Below are the entries; state how many of their lines contain the string "حساب", and nothing more.

#### [Material shown]
· · ·

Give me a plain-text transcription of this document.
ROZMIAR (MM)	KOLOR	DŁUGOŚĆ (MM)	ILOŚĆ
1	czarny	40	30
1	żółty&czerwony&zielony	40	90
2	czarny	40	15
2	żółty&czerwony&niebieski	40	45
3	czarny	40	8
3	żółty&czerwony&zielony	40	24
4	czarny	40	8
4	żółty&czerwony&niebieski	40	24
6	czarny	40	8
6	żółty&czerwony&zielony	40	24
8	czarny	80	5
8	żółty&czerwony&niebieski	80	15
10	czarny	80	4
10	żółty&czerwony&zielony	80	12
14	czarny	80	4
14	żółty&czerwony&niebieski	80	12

· · ·

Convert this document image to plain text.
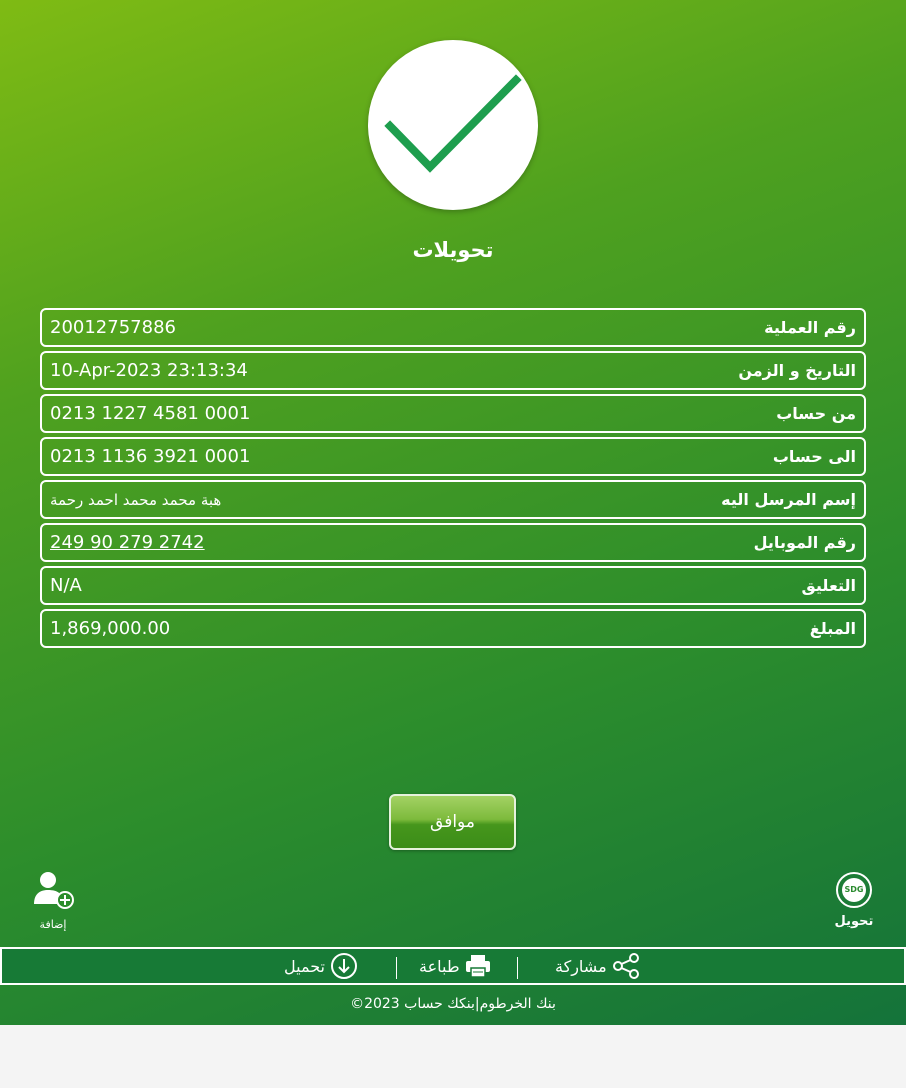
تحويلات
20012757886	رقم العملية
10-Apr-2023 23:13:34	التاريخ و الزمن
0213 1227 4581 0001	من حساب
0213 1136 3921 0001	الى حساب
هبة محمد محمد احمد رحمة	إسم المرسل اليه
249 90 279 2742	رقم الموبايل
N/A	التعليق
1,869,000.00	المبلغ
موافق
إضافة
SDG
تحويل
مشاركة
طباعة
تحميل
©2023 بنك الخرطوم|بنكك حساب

· · ·

#### [Answer in full]
3